THE TASK: Of the lines below, count those containing the word "Norge". Reply with the number alone.
---- RECORDED INFORMATION
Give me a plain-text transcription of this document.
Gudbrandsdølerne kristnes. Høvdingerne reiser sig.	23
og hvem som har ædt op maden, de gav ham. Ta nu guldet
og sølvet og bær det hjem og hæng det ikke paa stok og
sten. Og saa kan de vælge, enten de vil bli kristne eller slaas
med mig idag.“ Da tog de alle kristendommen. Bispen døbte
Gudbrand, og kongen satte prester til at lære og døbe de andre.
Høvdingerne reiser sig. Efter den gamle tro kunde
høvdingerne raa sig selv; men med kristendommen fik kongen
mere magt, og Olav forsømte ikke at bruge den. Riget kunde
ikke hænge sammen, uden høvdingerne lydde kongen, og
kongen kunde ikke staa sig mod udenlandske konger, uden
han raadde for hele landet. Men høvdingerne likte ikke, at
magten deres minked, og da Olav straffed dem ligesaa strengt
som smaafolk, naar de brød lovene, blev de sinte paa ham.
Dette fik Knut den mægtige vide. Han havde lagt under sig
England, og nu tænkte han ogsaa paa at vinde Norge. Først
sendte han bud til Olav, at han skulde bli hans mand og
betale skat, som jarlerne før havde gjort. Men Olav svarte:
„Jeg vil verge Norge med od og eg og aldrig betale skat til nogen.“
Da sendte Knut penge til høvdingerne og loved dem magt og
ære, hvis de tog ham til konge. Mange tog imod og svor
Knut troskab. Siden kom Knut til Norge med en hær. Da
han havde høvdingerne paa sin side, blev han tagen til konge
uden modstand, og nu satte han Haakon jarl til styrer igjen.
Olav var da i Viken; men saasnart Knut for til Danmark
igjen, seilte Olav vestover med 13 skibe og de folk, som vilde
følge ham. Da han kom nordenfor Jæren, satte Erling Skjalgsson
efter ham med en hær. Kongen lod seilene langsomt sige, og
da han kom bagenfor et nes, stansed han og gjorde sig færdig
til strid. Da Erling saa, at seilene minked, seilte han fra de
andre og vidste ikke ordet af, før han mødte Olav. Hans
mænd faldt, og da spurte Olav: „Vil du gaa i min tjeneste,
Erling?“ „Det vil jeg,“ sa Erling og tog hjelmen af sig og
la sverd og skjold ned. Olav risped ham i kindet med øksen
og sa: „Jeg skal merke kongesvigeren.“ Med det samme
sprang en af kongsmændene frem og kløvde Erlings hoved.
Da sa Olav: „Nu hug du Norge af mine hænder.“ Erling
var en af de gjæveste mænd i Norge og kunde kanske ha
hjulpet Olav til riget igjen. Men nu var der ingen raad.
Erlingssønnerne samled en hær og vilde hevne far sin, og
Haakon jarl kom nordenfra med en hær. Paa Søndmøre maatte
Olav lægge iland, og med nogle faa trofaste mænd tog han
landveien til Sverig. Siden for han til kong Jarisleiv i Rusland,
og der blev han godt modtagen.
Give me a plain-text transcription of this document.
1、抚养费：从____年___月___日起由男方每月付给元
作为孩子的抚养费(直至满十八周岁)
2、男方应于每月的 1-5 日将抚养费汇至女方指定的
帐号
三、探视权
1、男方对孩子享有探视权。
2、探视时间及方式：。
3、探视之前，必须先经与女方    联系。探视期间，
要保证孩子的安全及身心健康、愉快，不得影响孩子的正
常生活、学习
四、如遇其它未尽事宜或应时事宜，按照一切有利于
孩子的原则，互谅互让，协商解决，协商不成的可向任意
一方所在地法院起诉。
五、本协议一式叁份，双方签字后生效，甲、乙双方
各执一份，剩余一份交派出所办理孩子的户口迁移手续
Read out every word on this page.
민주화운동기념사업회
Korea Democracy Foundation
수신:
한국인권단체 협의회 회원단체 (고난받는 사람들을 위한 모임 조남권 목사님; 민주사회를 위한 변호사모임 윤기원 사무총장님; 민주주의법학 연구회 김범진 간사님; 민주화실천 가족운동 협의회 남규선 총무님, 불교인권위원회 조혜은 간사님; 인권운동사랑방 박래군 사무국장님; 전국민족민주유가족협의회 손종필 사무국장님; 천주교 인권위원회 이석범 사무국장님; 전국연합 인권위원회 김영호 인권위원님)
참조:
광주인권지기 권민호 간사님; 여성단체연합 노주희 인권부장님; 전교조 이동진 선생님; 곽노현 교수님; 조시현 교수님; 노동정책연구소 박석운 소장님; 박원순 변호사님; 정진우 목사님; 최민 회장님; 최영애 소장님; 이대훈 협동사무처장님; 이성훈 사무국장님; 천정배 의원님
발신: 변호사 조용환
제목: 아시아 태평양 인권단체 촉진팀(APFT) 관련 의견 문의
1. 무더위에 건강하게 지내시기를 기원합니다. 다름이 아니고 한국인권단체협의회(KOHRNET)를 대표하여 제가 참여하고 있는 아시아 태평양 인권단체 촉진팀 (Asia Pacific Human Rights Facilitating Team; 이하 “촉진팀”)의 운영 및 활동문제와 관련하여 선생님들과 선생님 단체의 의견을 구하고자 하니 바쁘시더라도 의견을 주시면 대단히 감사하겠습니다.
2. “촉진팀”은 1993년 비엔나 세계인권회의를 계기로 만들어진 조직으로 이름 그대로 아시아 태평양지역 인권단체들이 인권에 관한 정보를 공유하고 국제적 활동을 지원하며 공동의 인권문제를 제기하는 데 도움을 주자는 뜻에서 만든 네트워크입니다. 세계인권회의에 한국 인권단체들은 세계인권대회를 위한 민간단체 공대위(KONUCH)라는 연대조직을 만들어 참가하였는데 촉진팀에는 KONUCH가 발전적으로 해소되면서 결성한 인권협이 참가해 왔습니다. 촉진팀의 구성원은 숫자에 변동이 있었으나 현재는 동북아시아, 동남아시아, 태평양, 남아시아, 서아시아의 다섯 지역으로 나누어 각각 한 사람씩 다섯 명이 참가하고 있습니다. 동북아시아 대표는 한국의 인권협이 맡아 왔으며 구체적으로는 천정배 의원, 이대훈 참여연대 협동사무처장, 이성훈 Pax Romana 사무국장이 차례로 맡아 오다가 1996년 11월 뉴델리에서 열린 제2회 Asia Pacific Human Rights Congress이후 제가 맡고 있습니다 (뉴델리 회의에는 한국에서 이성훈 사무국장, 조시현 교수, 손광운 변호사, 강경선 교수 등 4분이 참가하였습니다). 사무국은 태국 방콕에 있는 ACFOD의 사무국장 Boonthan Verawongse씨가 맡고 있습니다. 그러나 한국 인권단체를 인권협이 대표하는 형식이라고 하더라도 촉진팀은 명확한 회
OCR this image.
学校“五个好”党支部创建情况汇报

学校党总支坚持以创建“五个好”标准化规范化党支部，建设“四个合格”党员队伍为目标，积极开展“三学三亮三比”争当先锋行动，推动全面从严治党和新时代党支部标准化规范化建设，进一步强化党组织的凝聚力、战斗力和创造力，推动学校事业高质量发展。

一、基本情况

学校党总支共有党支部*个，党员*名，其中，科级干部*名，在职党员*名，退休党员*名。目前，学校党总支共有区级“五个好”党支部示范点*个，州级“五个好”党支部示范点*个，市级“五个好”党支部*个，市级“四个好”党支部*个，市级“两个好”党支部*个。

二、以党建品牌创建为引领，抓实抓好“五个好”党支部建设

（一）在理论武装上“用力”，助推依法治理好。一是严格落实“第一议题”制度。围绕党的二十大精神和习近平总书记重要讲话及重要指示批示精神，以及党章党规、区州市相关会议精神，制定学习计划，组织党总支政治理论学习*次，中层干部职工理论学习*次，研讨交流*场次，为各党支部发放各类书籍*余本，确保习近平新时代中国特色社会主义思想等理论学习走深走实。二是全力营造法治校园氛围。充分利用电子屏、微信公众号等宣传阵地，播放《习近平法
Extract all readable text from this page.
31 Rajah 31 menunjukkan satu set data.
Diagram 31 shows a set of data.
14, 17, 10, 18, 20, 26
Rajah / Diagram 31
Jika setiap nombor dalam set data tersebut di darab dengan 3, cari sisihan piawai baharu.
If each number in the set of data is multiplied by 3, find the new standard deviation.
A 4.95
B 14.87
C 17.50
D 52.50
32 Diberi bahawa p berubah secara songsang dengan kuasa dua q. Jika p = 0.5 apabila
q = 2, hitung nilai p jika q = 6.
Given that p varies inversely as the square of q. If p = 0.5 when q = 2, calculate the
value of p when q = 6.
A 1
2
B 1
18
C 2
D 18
--------
FULL RESPONSE: 5